> Problem requirements
Write out the entries again exactly as they are given.
-*-
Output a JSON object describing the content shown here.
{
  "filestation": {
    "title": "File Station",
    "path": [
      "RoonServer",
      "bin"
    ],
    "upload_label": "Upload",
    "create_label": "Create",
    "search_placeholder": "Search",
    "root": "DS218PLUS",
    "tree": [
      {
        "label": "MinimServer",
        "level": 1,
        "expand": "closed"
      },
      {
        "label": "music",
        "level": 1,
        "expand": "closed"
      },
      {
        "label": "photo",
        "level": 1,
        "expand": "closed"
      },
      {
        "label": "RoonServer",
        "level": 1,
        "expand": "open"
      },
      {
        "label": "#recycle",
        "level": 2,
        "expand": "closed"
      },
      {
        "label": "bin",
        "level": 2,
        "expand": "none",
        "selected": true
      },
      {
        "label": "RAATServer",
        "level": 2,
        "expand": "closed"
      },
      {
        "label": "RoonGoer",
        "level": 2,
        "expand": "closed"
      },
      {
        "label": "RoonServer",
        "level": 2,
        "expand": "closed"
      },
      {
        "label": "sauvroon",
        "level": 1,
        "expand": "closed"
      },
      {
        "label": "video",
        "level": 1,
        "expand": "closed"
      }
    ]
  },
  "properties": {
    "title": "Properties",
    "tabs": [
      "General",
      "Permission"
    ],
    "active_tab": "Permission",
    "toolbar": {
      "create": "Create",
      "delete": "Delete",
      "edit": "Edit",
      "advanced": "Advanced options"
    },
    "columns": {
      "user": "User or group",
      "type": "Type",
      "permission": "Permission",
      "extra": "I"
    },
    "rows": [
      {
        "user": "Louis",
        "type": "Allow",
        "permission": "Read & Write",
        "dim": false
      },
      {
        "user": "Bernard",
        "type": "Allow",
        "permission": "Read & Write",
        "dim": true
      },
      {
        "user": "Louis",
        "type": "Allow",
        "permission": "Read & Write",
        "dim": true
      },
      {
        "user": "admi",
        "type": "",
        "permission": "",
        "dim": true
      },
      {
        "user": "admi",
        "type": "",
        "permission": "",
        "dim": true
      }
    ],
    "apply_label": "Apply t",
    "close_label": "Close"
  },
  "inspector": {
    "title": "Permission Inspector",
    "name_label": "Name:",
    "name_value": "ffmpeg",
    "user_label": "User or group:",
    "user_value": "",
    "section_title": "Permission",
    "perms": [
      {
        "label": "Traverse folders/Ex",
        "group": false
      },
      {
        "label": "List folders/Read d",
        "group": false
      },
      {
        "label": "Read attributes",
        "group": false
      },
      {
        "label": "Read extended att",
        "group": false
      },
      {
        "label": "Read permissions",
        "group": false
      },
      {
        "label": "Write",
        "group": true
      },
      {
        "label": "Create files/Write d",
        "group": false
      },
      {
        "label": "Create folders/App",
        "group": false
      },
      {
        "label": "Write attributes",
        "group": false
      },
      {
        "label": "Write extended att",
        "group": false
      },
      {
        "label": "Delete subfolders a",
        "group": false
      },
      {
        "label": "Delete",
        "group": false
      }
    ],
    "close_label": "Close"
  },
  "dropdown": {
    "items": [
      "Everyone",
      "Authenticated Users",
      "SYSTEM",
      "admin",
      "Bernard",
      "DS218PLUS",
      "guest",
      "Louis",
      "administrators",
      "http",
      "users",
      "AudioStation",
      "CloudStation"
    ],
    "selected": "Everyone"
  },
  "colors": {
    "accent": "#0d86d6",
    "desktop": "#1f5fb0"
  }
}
-*-
> Reply to the exercise
Output a JSON object describing the content shown here.
{
  "filestation": {
    "title": "File Station",
    "path": [
      "RoonServer",
      "bin"
    ],
    "upload_label": "Upload",
    "create_label": "Create",
    "search_placeholder": "Search",
    "root": "DS218PLUS",
    "tree": [
      {
        "label": "MinimServer",
        "level": 1,
        "expand": "closed"
      },
      {
        "label": "music",
        "level": 1,
        "expand": "closed"
      },
      {
        "label": "photo",
        "level": 1,
        "expand": "closed"
      },
      {
        "label": "RoonServer",
        "level": 1,
        "expand": "open"
      },
      {
        "label": "#recycle",
        "level": 2,
        "expand": "closed"
      },
      {
        "label": "bin",
        "level": 2,
        "expand": "none",
        "selected": true
      },
      {
        "label": "RAATServer",
        "level": 2,
        "expand": "closed"
      },
      {
        "label": "RoonGoer",
        "level": 2,
        "expand": "closed"
      },
      {
        "label": "RoonServer",
        "level": 2,
        "expand": "closed"
      },
      {
        "label": "sauvroon",
        "level": 1,
        "expand": "closed"
      },
      {
        "label": "video",
        "level": 1,
        "expand": "closed"
      }
    ]
  },
  "properties": {
    "title": "Properties",
    "tabs": [
      "General",
      "Permission"
    ],
    "active_tab": "Permission",
    "toolbar": {
      "create": "Create",
      "delete": "Delete",
      "edit": "Edit",
      "advanced": "Advanced options"
    },
    "columns": {
      "user": "User or group",
      "type": "Type",
      "permission": "Permission",
      "extra": "I"
    },
    "rows": [
      {
        "user": "Louis",
        "type": "Allow",
        "permission": "Read & Write",
        "dim": false
      },
      {
        "user": "Bernard",
        "type": "Allow",
        "permission": "Read & Write",
        "dim": true
      },
      {
        "user": "Louis",
        "type": "Allow",
        "permission": "Read & Write",
        "dim": true
      },
      {
        "user": "admi",
        "type": "",
        "permission": "",
        "dim": true
      },
      {
        "user": "admi",
        "type": "",
        "permission": "",
        "dim": true
      }
    ],
    "apply_label": "Apply t",
    "close_label": "Close"
  },
  "inspector": {
    "title": "Permission Inspector",
    "name_label": "Name:",
    "name_value": "ffmpeg",
    "user_label": "User or group:",
    "user_value": "",
    "section_title": "Permission",
    "perms": [
      {
        "label": "Traverse folders/Ex",
        "group": false
      },
      {
        "label": "List folders/Read d",
        "group": false
      },
      {
        "label": "Read attributes",
        "group": false
      },
      {
        "label": "Read extended att",
        "group": false
      },
      {
        "label": "Read permissions",
        "group": false
      },
      {
        "label": "Write",
        "group": true
      },
      {
        "label": "Create files/Write d",
        "group": false
      },
      {
        "label": "Create folders/App",
        "group": false
      },
      {
        "label": "Write attributes",
        "group": false
      },
      {
        "label": "Write extended att",
        "group": false
      },
      {
        "label": "Delete subfolders a",
        "group": false
      },
      {
        "label": "Delete",
        "group": false
      }
    ],
    "close_label": "Close"
  },
  "dropdown": {
    "items": [
      "Everyone",
      "Authenticated Users",
      "SYSTEM",
      "admin",
      "Bernard",
      "DS218PLUS",
      "guest",
      "Louis",
      "administrators",
      "http",
      "users",
      "AudioStation",
      "CloudStation"
    ],
    "selected": "Everyone"
  },
  "colors": {
    "accent": "#0d86d6",
    "desktop": "#1f5fb0"
  }
}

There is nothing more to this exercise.